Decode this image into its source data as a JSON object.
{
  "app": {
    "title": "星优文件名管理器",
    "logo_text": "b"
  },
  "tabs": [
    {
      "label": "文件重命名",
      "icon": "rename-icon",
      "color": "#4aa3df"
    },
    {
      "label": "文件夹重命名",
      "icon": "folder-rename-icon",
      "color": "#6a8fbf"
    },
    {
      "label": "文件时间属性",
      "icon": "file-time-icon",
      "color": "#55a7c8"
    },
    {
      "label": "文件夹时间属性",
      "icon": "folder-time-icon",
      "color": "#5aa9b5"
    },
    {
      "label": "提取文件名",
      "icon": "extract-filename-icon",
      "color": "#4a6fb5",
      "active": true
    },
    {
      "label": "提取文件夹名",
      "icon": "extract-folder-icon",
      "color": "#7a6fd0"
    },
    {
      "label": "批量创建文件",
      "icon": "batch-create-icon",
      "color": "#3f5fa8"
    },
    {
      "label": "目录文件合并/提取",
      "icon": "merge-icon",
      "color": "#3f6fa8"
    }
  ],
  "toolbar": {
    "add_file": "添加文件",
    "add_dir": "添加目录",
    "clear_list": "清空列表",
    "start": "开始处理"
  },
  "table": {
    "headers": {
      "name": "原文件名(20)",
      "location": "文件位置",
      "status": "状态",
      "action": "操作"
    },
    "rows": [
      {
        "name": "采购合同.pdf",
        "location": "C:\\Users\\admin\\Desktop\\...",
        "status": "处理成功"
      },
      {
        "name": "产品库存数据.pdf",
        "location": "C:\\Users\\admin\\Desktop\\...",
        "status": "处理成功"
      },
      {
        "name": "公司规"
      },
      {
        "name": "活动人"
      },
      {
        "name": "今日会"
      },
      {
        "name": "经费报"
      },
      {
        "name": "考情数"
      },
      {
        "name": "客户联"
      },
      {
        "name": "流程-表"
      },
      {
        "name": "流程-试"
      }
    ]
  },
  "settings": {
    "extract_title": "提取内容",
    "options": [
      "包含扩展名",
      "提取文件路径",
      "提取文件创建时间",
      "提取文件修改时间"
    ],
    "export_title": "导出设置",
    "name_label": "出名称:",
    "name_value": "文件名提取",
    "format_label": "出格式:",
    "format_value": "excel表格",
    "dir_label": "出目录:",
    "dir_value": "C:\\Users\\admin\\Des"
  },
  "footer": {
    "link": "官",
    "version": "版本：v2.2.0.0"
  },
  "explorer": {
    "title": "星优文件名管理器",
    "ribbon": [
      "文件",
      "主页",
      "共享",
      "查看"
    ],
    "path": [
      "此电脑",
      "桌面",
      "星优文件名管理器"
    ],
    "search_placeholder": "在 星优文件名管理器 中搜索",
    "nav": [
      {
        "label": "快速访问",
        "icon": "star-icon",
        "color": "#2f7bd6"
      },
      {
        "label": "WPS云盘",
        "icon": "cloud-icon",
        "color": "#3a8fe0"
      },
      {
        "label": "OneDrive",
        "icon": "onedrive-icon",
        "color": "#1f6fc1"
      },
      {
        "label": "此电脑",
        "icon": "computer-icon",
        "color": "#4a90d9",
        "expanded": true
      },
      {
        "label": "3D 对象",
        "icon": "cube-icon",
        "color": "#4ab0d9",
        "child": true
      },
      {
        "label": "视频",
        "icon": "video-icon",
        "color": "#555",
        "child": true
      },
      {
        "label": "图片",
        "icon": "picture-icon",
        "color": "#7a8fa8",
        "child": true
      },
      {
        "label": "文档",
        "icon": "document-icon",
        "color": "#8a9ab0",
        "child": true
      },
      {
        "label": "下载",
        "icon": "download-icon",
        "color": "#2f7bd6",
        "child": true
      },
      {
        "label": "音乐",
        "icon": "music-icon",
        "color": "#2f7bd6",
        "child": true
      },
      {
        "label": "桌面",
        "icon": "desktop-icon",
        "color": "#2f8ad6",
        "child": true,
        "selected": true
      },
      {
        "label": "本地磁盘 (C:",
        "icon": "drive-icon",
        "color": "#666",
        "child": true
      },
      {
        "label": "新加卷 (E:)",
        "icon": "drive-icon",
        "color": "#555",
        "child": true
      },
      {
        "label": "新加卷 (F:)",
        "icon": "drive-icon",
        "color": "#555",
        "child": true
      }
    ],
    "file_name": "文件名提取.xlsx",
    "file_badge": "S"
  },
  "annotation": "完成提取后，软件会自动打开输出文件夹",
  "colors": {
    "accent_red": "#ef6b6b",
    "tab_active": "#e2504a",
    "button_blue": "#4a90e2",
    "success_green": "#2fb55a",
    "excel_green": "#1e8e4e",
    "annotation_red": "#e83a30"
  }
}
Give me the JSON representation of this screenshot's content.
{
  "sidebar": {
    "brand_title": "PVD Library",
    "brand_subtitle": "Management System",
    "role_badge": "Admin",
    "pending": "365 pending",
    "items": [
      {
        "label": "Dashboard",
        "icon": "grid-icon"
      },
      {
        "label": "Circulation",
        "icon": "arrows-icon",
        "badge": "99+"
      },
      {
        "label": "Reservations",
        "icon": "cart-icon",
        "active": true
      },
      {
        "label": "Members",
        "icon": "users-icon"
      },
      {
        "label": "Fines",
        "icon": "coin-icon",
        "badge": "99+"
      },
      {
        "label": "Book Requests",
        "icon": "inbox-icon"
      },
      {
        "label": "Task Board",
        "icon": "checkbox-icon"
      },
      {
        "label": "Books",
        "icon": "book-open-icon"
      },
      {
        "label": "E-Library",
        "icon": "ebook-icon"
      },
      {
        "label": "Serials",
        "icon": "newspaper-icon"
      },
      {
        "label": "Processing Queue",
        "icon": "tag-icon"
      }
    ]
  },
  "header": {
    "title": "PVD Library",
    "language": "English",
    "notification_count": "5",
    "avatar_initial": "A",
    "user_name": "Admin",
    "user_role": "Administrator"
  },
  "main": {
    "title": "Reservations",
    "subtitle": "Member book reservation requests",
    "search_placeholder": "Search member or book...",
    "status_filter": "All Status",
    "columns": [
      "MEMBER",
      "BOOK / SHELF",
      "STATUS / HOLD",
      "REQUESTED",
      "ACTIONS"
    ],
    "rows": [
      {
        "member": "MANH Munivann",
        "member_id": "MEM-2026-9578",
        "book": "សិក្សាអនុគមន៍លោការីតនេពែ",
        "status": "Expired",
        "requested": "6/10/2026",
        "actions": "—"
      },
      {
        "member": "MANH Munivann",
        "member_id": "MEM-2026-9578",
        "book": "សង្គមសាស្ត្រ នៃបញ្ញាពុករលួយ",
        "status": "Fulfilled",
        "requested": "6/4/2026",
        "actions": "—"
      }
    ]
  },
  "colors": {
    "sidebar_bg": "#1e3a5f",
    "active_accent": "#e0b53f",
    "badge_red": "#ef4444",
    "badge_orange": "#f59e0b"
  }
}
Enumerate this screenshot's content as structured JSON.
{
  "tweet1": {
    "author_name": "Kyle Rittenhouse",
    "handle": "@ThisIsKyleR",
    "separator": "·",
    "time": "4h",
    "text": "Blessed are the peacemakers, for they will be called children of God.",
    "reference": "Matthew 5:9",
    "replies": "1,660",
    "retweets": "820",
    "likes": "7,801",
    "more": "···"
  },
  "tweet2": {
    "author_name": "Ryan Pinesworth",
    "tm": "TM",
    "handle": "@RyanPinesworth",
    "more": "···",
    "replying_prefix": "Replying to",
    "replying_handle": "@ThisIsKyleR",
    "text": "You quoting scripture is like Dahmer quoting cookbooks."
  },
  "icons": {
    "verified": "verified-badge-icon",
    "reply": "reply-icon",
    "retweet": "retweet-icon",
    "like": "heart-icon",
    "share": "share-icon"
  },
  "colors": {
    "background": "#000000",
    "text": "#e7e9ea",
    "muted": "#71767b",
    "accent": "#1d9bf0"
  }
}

§ **Problem**
Where a line in the entries holds the word "文件名提取", copy that line.

§ **Result**
    "name_value": "文件名提取",
    "file_name": "文件名提取.xlsx",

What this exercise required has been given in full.